▶ _Text block_:
# best filter for shooting portraits (babies)



## dtravels (Aug 17, 2012)

I'm looking at starting to shoot portrait shots of my new child and trying to figure out if I need a filter to help the photos come out better.

any suggestions?


----------



## Mt Spokane Photography (Aug 17, 2012)

A Filter? 
In the days of film, when we did not have special effects of digital post processing, we had star filters and dozens of other special effects filters.

Now, about the only image modifying filters used are gradient filters to keep from overexposing the sky, or ND filters to allow you to use a wide aperture in bright light. Polarizing filters will reduce reflections coming from water, and in any situation where the light is polarized.
UV filters, at least good ones should not affect your image.

Perhaps you can post one of your problem images along with the camera settings, and tell us what it is that you want to improve. The term better looking is very vague.


----------



## M.ST (Aug 17, 2012)

You don´t need any filter for shooting portraits. Use the picture style or your own pictures style for portraits if you want only JPG´s.

If you shoot in RAW you have many possibilities to optimize your pictures.


----------



## Dylan777 (Aug 17, 2012)

dtravels said:


> I'm looking at starting to shoot portrait shots of my new child and trying to figure out if I need a filter to help the photos come out better.
> 
> any suggestions?



It sounds like you need PP with software more than filter in this case. I bought these presets and I like it.

http://www.lightroompresets.com/collections/lightroom-raw-presets/products/dreamy-baby-collection


----------



## dtravels (Aug 17, 2012)

Dylan777 said:


> dtravels said:
> 
> 
> > I'm looking at starting to shoot portrait shots of my new child and trying to figure out if I need a filter to help the photos come out better.
> ...



Oh nice! Those look great.

Also thinking about protection of the lens -- I'm buying a Canon 17-55mm f/2.8 soon.

Is there a high-quality, basic filter I should buy? Maybe a UV filter instead of no filter?


----------



## Dylan777 (Aug 17, 2012)

dtravels said:


> Dylan777 said:
> 
> 
> > dtravels said:
> ...



17-55 f2.8 IS is a great lens for crop. For the filter, I have B&W XS Pro NANO MRC Clear filter on all my lenses as a protection. Your lens already have UV coated, no need another UV layer. I guess double better than nothing ;D

http://www.bhphotovideo.com/c/product/756818-REG/B_W_66_1066111_77mm_XS_Pro_NANO_Clear.html


----------



## neuroanatomist (Aug 17, 2012)

Dylan777 said:


> For the filter, I have B&W XS Pro NANO MRC Clear filter on all my lenses as a protection. Your lens already have UV coated, no need another UV layer.



But...it doesn't hurt. For a dSLR, there is really no difference between a UV filter and a clear filter. I recommend getting whichever one is cheaper/easier to get.

For example, while the 77mm XS-Pro Nano Clear linked above is $115 from B&H, the 77mm XS-Pro Nano UV is only $90 from B&H...so, I'd save the $25 and get the UV version. Different sizes and different vendors have different pricing for clear vs. UV, so check around.

▶ _Directives_:
[A] Summarize the forum thread in two sentences.
[B] Reproduce the forum thread word for word from "Oh nice! Those" to "of no filter?".

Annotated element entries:
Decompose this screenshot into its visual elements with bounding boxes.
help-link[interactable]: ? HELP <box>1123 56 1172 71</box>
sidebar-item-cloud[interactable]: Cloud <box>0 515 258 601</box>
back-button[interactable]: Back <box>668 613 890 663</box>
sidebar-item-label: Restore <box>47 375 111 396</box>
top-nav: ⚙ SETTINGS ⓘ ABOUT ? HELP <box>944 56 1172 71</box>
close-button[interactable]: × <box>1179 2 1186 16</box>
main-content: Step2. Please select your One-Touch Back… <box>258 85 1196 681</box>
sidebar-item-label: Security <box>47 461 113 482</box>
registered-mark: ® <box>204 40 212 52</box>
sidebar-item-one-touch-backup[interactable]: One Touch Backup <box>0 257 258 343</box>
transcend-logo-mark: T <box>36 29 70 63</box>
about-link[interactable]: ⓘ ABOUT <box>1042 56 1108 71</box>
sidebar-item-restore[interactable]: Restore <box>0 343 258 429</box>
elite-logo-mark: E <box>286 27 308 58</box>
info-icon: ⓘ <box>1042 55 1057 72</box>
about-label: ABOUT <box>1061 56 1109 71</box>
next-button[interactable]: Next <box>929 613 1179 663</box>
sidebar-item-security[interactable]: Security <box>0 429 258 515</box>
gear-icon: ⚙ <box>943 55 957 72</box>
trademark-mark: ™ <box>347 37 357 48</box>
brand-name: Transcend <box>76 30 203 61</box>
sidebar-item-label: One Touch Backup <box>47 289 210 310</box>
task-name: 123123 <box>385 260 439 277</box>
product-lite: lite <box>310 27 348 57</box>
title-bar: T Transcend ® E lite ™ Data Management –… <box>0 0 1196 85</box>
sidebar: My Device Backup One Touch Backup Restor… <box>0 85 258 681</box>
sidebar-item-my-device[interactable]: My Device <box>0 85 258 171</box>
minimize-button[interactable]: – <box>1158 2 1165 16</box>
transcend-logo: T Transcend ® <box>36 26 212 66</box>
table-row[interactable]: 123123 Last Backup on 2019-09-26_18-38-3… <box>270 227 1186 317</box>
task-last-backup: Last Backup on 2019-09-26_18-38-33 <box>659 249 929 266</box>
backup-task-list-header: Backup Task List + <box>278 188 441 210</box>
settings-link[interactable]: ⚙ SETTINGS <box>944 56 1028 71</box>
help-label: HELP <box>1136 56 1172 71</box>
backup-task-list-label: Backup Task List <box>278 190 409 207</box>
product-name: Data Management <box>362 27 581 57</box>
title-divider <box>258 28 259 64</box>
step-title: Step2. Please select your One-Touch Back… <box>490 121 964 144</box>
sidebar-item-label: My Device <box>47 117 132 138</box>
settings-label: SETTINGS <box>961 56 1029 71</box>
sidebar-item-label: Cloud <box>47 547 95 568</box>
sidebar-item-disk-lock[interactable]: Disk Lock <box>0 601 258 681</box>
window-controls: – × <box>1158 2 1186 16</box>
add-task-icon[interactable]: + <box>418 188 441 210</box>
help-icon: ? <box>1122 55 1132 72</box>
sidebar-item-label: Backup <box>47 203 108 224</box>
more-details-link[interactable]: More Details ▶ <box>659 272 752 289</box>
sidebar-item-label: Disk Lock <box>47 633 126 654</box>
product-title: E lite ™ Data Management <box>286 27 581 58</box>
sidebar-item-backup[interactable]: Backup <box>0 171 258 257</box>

▶ _Responses per task_:
[A] Asked whether a filter would help portraits of a new child come out better, the replies say no filter is needed and point instead to picture styles, shooting in RAW, and post-processing presets. For protecting a Canon 17-55mm f/2.8, one reply recommends a clear filter, while another says a UV filter and a clear filter make no real difference on a dSLR and advises buying whichever is cheaper or easier to get.

[B]
Oh nice! Those look great.

Also thinking about protection of the lens -- I'm buying a Canon 17-55mm f/2.8 soon.

Is there a high-quality, basic filter I should buy? Maybe a UV filter instead of no filter?